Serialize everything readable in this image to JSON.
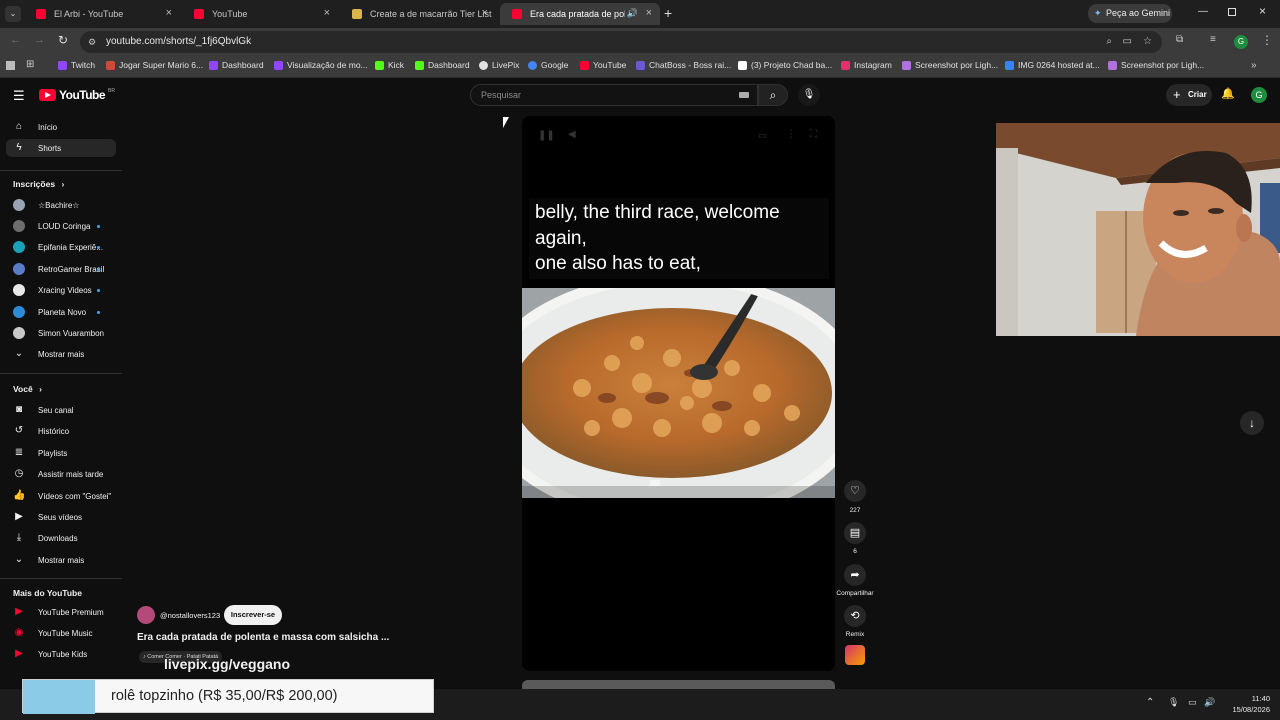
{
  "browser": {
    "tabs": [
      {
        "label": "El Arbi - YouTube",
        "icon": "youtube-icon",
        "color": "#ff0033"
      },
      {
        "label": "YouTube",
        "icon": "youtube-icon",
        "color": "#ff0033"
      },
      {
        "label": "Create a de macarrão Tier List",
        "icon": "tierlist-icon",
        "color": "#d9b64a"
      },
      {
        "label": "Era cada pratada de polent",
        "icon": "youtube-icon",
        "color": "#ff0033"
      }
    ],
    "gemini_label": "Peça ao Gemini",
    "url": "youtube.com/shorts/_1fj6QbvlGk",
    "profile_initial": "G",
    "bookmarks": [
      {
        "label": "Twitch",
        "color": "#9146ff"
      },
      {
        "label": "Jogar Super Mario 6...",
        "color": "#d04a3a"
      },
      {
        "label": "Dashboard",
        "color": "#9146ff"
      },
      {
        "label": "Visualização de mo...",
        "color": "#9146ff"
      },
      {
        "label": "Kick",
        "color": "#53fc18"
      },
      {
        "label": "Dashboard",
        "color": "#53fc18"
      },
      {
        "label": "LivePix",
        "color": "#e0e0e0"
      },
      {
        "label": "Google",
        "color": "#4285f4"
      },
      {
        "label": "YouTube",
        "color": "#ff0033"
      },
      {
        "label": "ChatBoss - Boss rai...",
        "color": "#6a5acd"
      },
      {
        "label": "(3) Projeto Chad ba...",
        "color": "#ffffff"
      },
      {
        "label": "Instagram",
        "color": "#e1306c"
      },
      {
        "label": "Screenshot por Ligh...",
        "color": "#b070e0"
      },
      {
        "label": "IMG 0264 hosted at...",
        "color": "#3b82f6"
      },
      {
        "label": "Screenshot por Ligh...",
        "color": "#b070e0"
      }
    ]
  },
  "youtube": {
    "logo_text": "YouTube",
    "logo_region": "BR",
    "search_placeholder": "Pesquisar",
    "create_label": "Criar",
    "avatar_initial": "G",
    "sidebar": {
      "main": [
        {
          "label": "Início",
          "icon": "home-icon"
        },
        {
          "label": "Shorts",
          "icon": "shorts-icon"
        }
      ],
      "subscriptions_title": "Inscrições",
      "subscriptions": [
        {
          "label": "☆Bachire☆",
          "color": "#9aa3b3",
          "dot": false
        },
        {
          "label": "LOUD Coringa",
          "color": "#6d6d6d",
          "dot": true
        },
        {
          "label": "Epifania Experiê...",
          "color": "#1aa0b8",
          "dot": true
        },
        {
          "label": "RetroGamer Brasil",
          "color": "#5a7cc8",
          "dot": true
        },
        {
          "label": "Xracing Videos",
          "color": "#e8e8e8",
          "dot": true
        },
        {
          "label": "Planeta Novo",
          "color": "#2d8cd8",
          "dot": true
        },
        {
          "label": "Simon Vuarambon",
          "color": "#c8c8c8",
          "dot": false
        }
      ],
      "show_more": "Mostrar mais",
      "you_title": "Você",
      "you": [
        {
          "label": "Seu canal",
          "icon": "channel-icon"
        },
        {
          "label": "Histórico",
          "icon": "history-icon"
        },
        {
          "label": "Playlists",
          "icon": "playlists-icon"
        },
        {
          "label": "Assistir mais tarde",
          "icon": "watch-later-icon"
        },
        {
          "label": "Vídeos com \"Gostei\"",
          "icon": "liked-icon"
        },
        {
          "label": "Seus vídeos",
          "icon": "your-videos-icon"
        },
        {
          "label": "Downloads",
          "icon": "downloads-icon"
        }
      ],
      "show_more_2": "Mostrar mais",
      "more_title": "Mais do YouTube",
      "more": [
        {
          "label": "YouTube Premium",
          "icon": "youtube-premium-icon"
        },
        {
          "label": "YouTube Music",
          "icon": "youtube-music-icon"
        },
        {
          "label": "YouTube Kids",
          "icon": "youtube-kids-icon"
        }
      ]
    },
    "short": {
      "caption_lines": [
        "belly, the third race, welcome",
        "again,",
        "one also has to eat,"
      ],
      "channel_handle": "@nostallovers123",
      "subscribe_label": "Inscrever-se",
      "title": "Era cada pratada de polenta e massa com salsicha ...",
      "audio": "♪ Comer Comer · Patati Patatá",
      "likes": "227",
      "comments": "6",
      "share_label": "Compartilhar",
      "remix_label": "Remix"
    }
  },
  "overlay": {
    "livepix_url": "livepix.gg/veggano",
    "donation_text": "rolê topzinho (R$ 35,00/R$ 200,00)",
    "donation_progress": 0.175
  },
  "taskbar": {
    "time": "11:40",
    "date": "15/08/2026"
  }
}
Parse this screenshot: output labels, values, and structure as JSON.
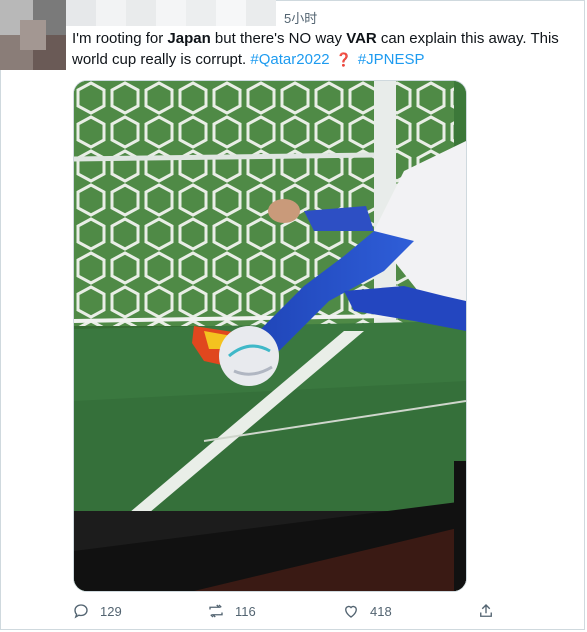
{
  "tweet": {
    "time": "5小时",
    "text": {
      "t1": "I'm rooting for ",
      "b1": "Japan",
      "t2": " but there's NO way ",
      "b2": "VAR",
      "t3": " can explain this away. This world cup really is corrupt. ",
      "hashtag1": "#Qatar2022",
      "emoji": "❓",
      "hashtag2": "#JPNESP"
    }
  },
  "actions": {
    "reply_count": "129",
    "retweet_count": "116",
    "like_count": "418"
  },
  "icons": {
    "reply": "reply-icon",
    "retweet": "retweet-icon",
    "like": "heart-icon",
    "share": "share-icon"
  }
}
-----
> _TASK GOAL_
Omitting all images, print the listing exactly.

> _OUTPUT OF THE EXERCISE_
Serialize everything readable in this image to JSON.
{
  "browser": {
    "tabs": [
      {
        "label": "El Arbi - YouTube",
        "icon": "youtube-icon",
        "color": "#ff0033"
      },
      {
        "label": "YouTube",
        "icon": "youtube-icon",
        "color": "#ff0033"
      },
      {
        "label": "Create a de macarrão Tier List",
        "icon": "tierlist-icon",
        "color": "#d9b64a"
      },
      {
        "label": "Era cada pratada de polent",
        "icon": "youtube-icon",
        "color": "#ff0033"
      }
    ],
    "gemini_label": "Peça ao Gemini",
    "url": "youtube.com/shorts/_1fj6QbvlGk",
    "profile_initial": "G",
    "bookmarks": [
      {
        "label": "Twitch",
        "color": "#9146ff"
      },
      {
        "label": "Jogar Super Mario 6...",
        "color": "#d04a3a"
      },
      {
        "label": "Dashboard",
        "color": "#9146ff"
      },
      {
        "label": "Visualização de mo...",
        "color": "#9146ff"
      },
      {
        "label": "Kick",
        "color": "#53fc18"
      },
      {
        "label": "Dashboard",
        "color": "#53fc18"
      },
      {
        "label": "LivePix",
        "color": "#e0e0e0"
      },
      {
        "label": "Google",
        "color": "#4285f4"
      },
      {
        "label": "YouTube",
        "color": "#ff0033"
      },
      {
        "label": "ChatBoss - Boss rai...",
        "color": "#6a5acd"
      },
      {
        "label": "(3) Projeto Chad ba...",
        "color": "#ffffff"
      },
      {
        "label": "Instagram",
        "color": "#e1306c"
      },
      {
        "label": "Screenshot por Ligh...",
        "color": "#b070e0"
      },
      {
        "label": "IMG 0264 hosted at...",
        "color": "#3b82f6"
      },
      {
        "label": "Screenshot por Ligh...",
        "color": "#b070e0"
      }
    ]
  },
  "youtube": {
    "logo_text": "YouTube",
    "logo_region": "BR",
    "search_placeholder": "Pesquisar",
    "create_label": "Criar",
    "avatar_initial": "G",
    "sidebar": {
      "main": [
        {
          "label": "Início",
          "icon": "home-icon"
        },
        {
          "label": "Shorts",
          "icon": "shorts-icon"
        }
      ],
      "subscriptions_title": "Inscrições",
      "subscriptions": [
        {
          "label": "☆Bachire☆",
          "color": "#9aa3b3",
          "dot": false
        },
        {
          "label": "LOUD Coringa",
          "color": "#6d6d6d",
          "dot": true
        },
        {
          "label": "Epifania Experiê...",
          "color": "#1aa0b8",
          "dot": true
        },
        {
          "label": "RetroGamer Brasil",
          "color": "#5a7cc8",
          "dot": true
        },
        {
          "label": "Xracing Videos",
          "color": "#e8e8e8",
          "dot": true
        },
        {
          "label": "Planeta Novo",
          "color": "#2d8cd8",
          "dot": true
        },
        {
          "label": "Simon Vuarambon",
          "color": "#c8c8c8",
          "dot": false
        }
      ],
      "show_more": "Mostrar mais",
      "you_title": "Você",
      "you": [
        {
          "label": "Seu canal",
          "icon": "channel-icon"
        },
        {
          "label": "Histórico",
          "icon": "history-icon"
        },
        {
          "label": "Playlists",
          "icon": "playlists-icon"
        },
        {
          "label": "Assistir mais tarde",
          "icon": "watch-later-icon"
        },
        {
          "label": "Vídeos com \"Gostei\"",
          "icon": "liked-icon"
        },
        {
          "label": "Seus vídeos",
          "icon": "your-videos-icon"
        },
        {
          "label": "Downloads",
          "icon": "downloads-icon"
        }
      ],
      "show_more_2": "Mostrar mais",
      "more_title": "Mais do YouTube",
      "more": [
        {
          "label": "YouTube Premium",
          "icon": "youtube-premium-icon"
        },
        {
          "label": "YouTube Music",
          "icon": "youtube-music-icon"
        },
        {
          "label": "YouTube Kids",
          "icon": "youtube-kids-icon"
        }
      ]
    },
    "short": {
      "caption_lines": [
        "belly, the third race, welcome",
        "again,",
        "one also has to eat,"
      ],
      "channel_handle": "@nostallovers123",
      "subscribe_label": "Inscrever-se",
      "title": "Era cada pratada de polenta e massa com salsicha ...",
      "audio": "♪ Comer Comer · Patati Patatá",
      "likes": "227",
      "comments": "6",
      "share_label": "Compartilhar",
      "remix_label": "Remix"
    }
  },
  "overlay": {
    "livepix_url": "livepix.gg/veggano",
    "donation_text": "rolê topzinho (R$ 35,00/R$ 200,00)",
    "donation_progress": 0.175
  },
  "taskbar": {
    "time": "11:40",
    "date": "15/08/2026"
  }
}
Parse this screenshot: output labels, values, and structure as JSON.
{
  "tweet": {
    "time": "5小时",
    "text": {
      "t1": "I'm rooting for ",
      "b1": "Japan",
      "t2": " but there's NO way ",
      "b2": "VAR",
      "t3": " can explain this away. This world cup really is corrupt. ",
      "hashtag1": "#Qatar2022",
      "emoji": "❓",
      "hashtag2": "#JPNESP"
    }
  },
  "actions": {
    "reply_count": "129",
    "retweet_count": "116",
    "like_count": "418"
  },
  "icons": {
    "reply": "reply-icon",
    "retweet": "retweet-icon",
    "like": "heart-icon",
    "share": "share-icon"
  }
}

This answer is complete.